Source excerpt:
AWS Data Engineering redshiftspectrumsql

Optimising Amazon Redshift Spectrum for Federated Queries

By Infra IT Consulting · March 4, 2024 · 9 min read

Content on this site is AI-assisted and personally reviewed by Hazem. Learn more

Amazon Redshift Spectrum extends the reach of your Redshift cluster to query data stored in Amazon S3 without loading it into Redshift storage. For organisations running a data lake on Amazon S3 alongside a Redshift data warehouse, Spectrum makes it possible to join hot, frequently queried data in Redshift with cold historical data in S3 — in a single SQL query, without ETL pipelines, without data movement, and without maintaining separate query tools for each tier.

But Spectrum queries can be slow and expensive if not configured correctly. This guide covers the optimisation techniques that make the difference between a Spectrum query that returns in 10 seconds and one that times out or generates a surprise cost spike.

Problem requirements: Pick up the guide on optimizing Amazon Redshift Spectrum queries after its last sentence and keep writing it. The items that come next are separate material and are not part of the guide.

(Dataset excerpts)
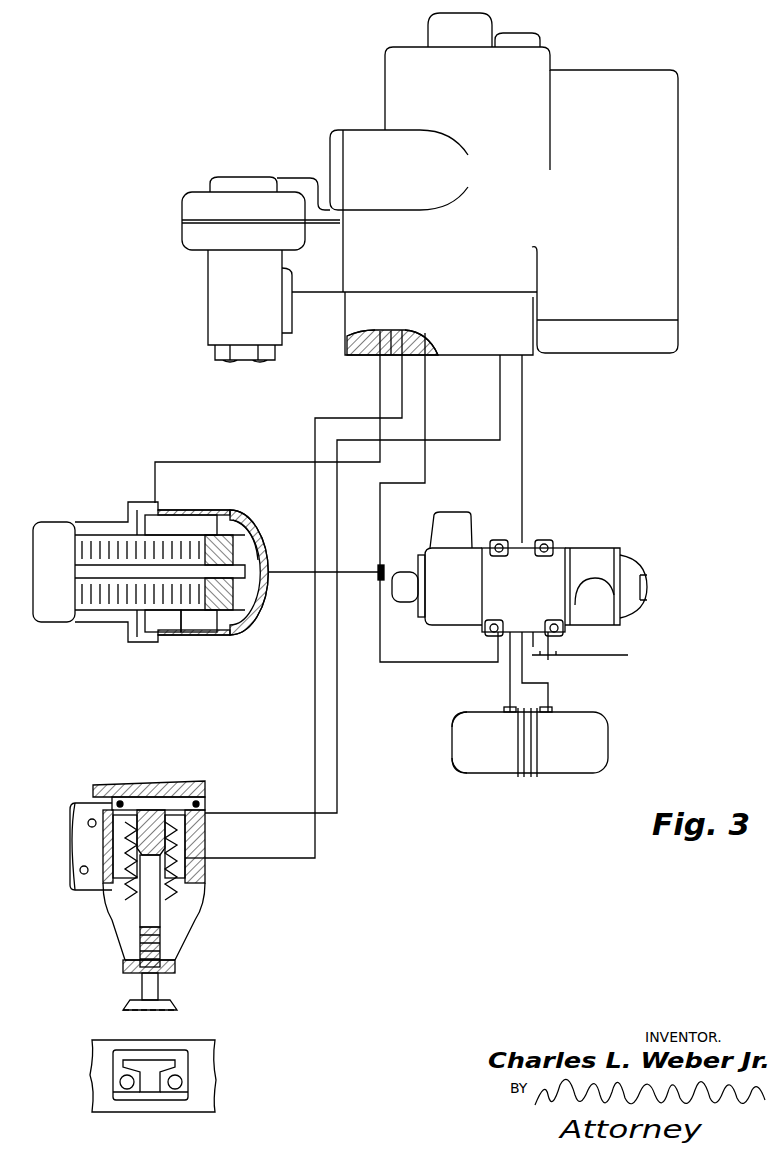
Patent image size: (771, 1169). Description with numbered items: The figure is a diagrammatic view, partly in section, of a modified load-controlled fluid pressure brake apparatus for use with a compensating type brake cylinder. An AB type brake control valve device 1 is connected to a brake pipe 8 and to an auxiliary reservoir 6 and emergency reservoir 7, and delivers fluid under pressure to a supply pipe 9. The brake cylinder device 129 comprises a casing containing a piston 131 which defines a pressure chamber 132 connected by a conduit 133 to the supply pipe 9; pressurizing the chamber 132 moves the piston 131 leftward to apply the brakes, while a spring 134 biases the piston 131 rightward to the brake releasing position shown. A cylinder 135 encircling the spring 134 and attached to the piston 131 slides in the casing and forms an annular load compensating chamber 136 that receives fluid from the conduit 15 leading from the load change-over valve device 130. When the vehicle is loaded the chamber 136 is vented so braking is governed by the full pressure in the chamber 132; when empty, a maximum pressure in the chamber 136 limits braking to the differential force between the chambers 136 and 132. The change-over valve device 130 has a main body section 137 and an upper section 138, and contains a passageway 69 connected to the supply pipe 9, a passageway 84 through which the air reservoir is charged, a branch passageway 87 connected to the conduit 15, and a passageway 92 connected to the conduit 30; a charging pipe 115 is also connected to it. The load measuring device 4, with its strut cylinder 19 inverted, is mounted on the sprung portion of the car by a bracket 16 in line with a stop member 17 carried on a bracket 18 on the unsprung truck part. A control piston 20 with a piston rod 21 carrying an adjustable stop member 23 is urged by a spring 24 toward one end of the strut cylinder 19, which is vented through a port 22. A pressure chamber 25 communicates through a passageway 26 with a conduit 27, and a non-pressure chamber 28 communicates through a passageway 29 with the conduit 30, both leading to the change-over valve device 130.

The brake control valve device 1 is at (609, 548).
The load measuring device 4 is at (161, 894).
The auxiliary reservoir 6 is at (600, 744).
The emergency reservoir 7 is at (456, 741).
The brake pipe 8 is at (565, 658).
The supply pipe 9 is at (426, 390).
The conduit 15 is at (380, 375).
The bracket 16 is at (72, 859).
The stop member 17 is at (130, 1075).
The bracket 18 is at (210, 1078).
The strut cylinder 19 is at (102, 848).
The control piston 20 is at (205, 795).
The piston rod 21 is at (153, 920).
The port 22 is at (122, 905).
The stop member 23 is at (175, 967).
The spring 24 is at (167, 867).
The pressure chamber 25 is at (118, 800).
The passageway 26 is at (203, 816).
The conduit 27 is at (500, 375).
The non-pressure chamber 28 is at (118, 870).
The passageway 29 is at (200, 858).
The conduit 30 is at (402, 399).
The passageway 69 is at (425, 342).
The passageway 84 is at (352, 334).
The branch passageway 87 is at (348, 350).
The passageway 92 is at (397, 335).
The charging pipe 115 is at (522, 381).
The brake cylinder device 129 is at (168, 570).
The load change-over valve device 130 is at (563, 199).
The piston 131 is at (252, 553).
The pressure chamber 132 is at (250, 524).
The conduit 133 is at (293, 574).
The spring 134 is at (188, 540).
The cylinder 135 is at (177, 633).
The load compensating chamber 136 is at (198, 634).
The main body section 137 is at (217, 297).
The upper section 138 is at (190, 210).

Output of the exercise:
How Spectrum Works Under the Hood

Understanding Spectrum’s execution model is essential for optimising it. When Redshift’s query planner encounters a reference to an external table (one backed by S3 via the Glue Data Catalog), it routes the relevant portion of the query to the Spectrum layer — a fleet of managed, parallelised scan nodes that operate independently of your Redshift cluster.

The Spectrum layer handles:

Reading S3 files (Parquet, ORC, CSV, JSON, Avro)
Applying partition filters to skip irrelevant S3 prefixes
Executing predicate pushdown — filtering rows within Parquet files using column statistics
Projecting only the columns referenced in the query
Returning pre-aggregated or pre-filtered results to Redshift for final joins and aggregations

Redshift then merges the Spectrum results with any native Redshift table data and applies the remaining query operations (final aggregations, ORDER BY, LIMIT).

This separation means Spectrum costs are charged separately — $5 per terabyte of data scanned from S3, identical to Amazon Athena’s pricing. Like Athena, Spectrum’s scan cost is dramatically reduced by good partitioning and columnar Parquet storage.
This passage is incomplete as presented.